▶ DIRECTIONS FOR THIS TASK: Copy the data precisely, keeping every character.

▶ AVAILABLE RECORDS:
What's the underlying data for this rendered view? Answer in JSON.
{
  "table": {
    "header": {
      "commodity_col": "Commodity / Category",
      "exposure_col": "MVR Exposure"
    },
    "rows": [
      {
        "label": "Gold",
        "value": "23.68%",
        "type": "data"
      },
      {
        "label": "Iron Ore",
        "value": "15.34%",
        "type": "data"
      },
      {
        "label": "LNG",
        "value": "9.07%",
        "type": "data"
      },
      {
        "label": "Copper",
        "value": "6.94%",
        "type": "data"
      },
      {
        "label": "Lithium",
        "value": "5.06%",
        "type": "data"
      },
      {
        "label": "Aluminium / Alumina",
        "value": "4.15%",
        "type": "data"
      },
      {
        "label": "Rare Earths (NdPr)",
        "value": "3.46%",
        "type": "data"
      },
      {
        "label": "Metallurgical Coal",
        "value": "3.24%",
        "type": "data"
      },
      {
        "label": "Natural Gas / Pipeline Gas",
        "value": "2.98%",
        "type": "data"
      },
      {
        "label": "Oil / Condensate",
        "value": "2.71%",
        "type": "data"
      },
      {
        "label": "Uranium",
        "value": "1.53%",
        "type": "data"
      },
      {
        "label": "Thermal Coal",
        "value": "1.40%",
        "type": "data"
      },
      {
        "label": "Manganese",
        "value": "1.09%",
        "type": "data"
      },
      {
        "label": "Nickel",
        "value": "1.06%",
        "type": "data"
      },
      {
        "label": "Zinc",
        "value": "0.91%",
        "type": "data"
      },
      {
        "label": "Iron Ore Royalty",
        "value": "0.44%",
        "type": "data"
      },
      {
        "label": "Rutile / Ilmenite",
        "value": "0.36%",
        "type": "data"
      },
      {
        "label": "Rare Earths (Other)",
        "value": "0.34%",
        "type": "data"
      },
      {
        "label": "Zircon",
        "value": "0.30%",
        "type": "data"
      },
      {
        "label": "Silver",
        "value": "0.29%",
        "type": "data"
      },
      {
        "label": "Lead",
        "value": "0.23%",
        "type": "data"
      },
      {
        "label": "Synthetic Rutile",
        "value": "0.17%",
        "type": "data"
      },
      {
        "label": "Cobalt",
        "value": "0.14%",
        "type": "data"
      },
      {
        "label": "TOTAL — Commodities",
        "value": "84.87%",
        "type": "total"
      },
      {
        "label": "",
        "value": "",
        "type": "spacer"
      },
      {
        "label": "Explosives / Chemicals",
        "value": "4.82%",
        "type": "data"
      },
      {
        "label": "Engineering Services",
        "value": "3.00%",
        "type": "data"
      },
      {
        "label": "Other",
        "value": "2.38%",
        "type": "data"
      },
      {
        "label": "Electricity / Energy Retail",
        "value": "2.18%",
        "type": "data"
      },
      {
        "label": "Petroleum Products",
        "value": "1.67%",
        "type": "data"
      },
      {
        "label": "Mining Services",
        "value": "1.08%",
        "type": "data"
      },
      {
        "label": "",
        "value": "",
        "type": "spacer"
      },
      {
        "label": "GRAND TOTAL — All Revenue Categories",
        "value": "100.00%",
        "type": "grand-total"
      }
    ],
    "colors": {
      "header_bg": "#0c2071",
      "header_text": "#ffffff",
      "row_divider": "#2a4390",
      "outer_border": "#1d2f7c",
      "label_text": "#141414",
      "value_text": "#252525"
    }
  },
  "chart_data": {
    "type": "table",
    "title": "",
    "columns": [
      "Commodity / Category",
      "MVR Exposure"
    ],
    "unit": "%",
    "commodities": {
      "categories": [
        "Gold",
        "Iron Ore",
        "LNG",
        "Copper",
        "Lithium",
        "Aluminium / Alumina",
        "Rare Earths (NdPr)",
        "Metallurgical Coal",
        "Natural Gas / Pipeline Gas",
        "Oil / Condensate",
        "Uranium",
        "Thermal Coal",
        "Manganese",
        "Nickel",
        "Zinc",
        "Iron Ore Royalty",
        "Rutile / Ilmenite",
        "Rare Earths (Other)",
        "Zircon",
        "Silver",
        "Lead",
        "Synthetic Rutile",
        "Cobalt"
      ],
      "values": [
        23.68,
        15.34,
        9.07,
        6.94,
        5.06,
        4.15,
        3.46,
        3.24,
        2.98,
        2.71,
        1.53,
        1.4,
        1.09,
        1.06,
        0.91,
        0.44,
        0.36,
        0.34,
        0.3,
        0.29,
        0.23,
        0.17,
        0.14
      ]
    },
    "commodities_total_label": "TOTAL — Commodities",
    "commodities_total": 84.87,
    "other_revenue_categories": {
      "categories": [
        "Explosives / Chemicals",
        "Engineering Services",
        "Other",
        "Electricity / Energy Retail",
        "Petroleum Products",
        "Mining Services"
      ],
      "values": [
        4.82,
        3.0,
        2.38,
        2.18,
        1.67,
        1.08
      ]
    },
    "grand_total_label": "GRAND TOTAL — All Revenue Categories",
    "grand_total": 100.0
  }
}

▶ ANSWER TO THE PROBLEM:
What's the underlying data for this rendered view? Answer in JSON.
{
  "table": {
    "header": {
      "commodity_col": "Commodity / Category",
      "exposure_col": "MVR Exposure"
    },
    "rows": [
      {
        "label": "Gold",
        "value": "23.68%",
        "type": "data"
      },
      {
        "label": "Iron Ore",
        "value": "15.34%",
        "type": "data"
      },
      {
        "label": "LNG",
        "value": "9.07%",
        "type": "data"
      },
      {
        "label": "Copper",
        "value": "6.94%",
        "type": "data"
      },
      {
        "label": "Lithium",
        "value": "5.06%",
        "type": "data"
      },
      {
        "label": "Aluminium / Alumina",
        "value": "4.15%",
        "type": "data"
      },
      {
        "label": "Rare Earths (NdPr)",
        "value": "3.46%",
        "type": "data"
      },
      {
        "label": "Metallurgical Coal",
        "value": "3.24%",
        "type": "data"
      },
      {
        "label": "Natural Gas / Pipeline Gas",
        "value": "2.98%",
        "type": "data"
      },
      {
        "label": "Oil / Condensate",
        "value": "2.71%",
        "type": "data"
      },
      {
        "label": "Uranium",
        "value": "1.53%",
        "type": "data"
      },
      {
        "label": "Thermal Coal",
        "value": "1.40%",
        "type": "data"
      },
      {
        "label": "Manganese",
        "value": "1.09%",
        "type": "data"
      },
      {
        "label": "Nickel",
        "value": "1.06%",
        "type": "data"
      },
      {
        "label": "Zinc",
        "value": "0.91%",
        "type": "data"
      },
      {
        "label": "Iron Ore Royalty",
        "value": "0.44%",
        "type": "data"
      },
      {
        "label": "Rutile / Ilmenite",
        "value": "0.36%",
        "type": "data"
      },
      {
        "label": "Rare Earths (Other)",
        "value": "0.34%",
        "type": "data"
      },
      {
        "label": "Zircon",
        "value": "0.30%",
        "type": "data"
      },
      {
        "label": "Silver",
        "value": "0.29%",
        "type": "data"
      },
      {
        "label": "Lead",
        "value": "0.23%",
        "type": "data"
      },
      {
        "label": "Synthetic Rutile",
        "value": "0.17%",
        "type": "data"
      },
      {
        "label": "Cobalt",
        "value": "0.14%",
        "type": "data"
      },
      {
        "label": "TOTAL — Commodities",
        "value": "84.87%",
        "type": "total"
      },
      {
        "label": "",
        "value": "",
        "type": "spacer"
      },
      {
        "label": "Explosives / Chemicals",
        "value": "4.82%",
        "type": "data"
      },
      {
        "label": "Engineering Services",
        "value": "3.00%",
        "type": "data"
      },
      {
        "label": "Other",
        "value": "2.38%",
        "type": "data"
      },
      {
        "label": "Electricity / Energy Retail",
        "value": "2.18%",
        "type": "data"
      },
      {
        "label": "Petroleum Products",
        "value": "1.67%",
        "type": "data"
      },
      {
        "label": "Mining Services",
        "value": "1.08%",
        "type": "data"
      },
      {
        "label": "",
        "value": "",
        "type": "spacer"
      },
      {
        "label": "GRAND TOTAL — All Revenue Categories",
        "value": "100.00%",
        "type": "grand-total"
      }
    ],
    "colors": {
      "header_bg": "#0c2071",
      "header_text": "#ffffff",
      "row_divider": "#2a4390",
      "outer_border": "#1d2f7c",
      "label_text": "#141414",
      "value_text": "#252525"
    }
  },
  "chart_data": {
    "type": "table",
    "title": "",
    "columns": [
      "Commodity / Category",
      "MVR Exposure"
    ],
    "unit": "%",
    "commodities": {
      "categories": [
        "Gold",
        "Iron Ore",
        "LNG",
        "Copper",
        "Lithium",
        "Aluminium / Alumina",
        "Rare Earths (NdPr)",
        "Metallurgical Coal",
        "Natural Gas / Pipeline Gas",
        "Oil / Condensate",
        "Uranium",
        "Thermal Coal",
        "Manganese",
        "Nickel",
        "Zinc",
        "Iron Ore Royalty",
        "Rutile / Ilmenite",
        "Rare Earths (Other)",
        "Zircon",
        "Silver",
        "Lead",
        "Synthetic Rutile",
        "Cobalt"
      ],
      "values": [
        23.68,
        15.34,
        9.07,
        6.94,
        5.06,
        4.15,
        3.46,
        3.24,
        2.98,
        2.71,
        1.53,
        1.4,
        1.09,
        1.06,
        0.91,
        0.44,
        0.36,
        0.34,
        0.3,
        0.29,
        0.23,
        0.17,
        0.14
      ]
    },
    "commodities_total_label": "TOTAL — Commodities",
    "commodities_total": 84.87,
    "other_revenue_categories": {
      "categories": [
        "Explosives / Chemicals",
        "Engineering Services",
        "Other",
        "Electricity / Energy Retail",
        "Petroleum Products",
        "Mining Services"
      ],
      "values": [
        4.82,
        3.0,
        2.38,
        2.18,
        1.67,
        1.08
      ]
    },
    "grand_total_label": "GRAND TOTAL — All Revenue Categories",
    "grand_total": 100.0
  }
}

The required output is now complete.